-- start THE DATA --

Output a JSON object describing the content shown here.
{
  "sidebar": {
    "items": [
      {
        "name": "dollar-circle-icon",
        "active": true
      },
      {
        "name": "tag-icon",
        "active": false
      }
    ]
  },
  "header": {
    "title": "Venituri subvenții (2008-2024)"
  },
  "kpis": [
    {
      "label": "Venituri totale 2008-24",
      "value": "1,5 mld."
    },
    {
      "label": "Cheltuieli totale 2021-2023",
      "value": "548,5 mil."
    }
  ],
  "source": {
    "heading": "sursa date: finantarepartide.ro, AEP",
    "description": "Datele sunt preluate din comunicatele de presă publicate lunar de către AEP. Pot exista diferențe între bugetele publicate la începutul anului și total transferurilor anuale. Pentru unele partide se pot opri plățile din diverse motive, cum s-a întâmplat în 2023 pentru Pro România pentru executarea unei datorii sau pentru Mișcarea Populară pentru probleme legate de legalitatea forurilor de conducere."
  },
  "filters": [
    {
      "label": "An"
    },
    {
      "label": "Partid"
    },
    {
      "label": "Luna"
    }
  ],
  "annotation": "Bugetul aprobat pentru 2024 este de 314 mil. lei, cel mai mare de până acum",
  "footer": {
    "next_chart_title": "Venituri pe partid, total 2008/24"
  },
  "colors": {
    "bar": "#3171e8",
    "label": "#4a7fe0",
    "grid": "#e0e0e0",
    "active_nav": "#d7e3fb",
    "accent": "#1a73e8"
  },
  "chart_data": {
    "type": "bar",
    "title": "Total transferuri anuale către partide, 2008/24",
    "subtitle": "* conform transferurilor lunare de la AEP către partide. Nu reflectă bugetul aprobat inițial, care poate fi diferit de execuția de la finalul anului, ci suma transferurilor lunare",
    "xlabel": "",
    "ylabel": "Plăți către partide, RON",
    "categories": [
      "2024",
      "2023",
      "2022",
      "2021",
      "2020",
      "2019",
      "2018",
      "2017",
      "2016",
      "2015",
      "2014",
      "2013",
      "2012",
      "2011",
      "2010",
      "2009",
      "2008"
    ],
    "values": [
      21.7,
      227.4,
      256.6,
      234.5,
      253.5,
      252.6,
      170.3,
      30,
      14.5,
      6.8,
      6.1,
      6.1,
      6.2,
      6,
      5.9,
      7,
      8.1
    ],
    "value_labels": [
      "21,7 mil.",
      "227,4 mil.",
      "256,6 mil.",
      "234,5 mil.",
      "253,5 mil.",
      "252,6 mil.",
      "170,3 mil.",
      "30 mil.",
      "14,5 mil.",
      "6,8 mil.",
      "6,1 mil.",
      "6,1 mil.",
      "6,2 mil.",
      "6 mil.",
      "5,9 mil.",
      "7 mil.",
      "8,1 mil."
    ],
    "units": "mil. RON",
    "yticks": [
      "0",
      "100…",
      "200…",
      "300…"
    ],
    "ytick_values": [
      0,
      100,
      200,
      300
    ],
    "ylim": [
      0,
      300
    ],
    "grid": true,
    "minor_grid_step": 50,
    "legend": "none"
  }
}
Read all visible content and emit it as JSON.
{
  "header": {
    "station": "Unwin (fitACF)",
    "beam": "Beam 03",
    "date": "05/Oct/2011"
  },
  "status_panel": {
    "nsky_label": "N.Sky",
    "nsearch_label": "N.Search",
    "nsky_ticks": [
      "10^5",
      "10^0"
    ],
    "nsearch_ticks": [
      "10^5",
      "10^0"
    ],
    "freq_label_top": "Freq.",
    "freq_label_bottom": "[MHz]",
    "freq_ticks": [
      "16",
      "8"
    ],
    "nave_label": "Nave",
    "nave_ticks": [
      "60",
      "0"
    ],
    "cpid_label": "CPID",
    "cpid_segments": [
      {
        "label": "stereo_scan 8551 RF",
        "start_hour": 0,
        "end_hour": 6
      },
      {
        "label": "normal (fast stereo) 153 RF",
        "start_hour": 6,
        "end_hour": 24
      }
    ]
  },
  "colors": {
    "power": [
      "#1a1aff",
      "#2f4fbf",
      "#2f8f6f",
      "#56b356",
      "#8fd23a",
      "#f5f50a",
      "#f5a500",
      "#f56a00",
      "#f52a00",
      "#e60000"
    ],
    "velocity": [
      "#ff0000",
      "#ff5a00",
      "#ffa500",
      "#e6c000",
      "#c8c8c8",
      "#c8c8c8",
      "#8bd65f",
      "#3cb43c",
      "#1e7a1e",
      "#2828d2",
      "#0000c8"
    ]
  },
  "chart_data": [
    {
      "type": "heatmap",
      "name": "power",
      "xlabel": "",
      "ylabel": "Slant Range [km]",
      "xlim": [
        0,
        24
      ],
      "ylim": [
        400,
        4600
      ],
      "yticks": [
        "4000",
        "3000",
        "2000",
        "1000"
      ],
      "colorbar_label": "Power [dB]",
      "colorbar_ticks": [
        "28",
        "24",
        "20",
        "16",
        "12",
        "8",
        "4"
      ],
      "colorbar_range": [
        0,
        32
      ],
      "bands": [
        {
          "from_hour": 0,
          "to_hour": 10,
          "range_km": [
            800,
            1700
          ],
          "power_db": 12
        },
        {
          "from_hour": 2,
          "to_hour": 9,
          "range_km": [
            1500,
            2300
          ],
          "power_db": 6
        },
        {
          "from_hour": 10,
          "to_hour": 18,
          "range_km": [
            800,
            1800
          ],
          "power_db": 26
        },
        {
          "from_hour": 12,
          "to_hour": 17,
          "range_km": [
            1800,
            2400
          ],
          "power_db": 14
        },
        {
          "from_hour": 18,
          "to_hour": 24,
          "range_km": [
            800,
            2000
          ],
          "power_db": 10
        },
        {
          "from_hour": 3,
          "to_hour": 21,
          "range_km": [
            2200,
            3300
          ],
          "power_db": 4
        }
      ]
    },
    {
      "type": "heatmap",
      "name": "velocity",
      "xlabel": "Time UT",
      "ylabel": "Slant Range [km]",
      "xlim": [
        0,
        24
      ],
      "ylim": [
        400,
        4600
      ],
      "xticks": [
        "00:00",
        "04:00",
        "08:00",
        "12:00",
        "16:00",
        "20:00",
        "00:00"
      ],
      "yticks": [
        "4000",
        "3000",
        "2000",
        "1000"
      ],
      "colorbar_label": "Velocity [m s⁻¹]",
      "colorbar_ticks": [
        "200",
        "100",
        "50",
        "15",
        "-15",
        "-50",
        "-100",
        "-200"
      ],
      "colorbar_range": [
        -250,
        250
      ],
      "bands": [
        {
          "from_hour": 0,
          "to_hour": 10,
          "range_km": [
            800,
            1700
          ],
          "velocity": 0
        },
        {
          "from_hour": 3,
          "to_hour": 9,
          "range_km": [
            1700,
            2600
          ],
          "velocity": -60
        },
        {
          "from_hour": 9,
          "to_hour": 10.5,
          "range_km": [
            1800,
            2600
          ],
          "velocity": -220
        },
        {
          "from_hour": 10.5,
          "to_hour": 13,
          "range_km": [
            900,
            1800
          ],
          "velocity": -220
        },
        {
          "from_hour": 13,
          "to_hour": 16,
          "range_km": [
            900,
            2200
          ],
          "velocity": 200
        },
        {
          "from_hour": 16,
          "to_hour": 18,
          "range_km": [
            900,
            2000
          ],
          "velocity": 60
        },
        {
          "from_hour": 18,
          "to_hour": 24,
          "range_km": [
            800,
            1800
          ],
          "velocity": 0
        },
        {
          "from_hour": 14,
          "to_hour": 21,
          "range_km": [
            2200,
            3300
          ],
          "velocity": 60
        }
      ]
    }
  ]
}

-- end THE DATA --

» **SHORT PROBLEM**
Take each line of the material that contains the word "icon" and list it.

» **SOLVED EXERCISE**
        "name": "dollar-circle-icon",
        "name": "tag-icon",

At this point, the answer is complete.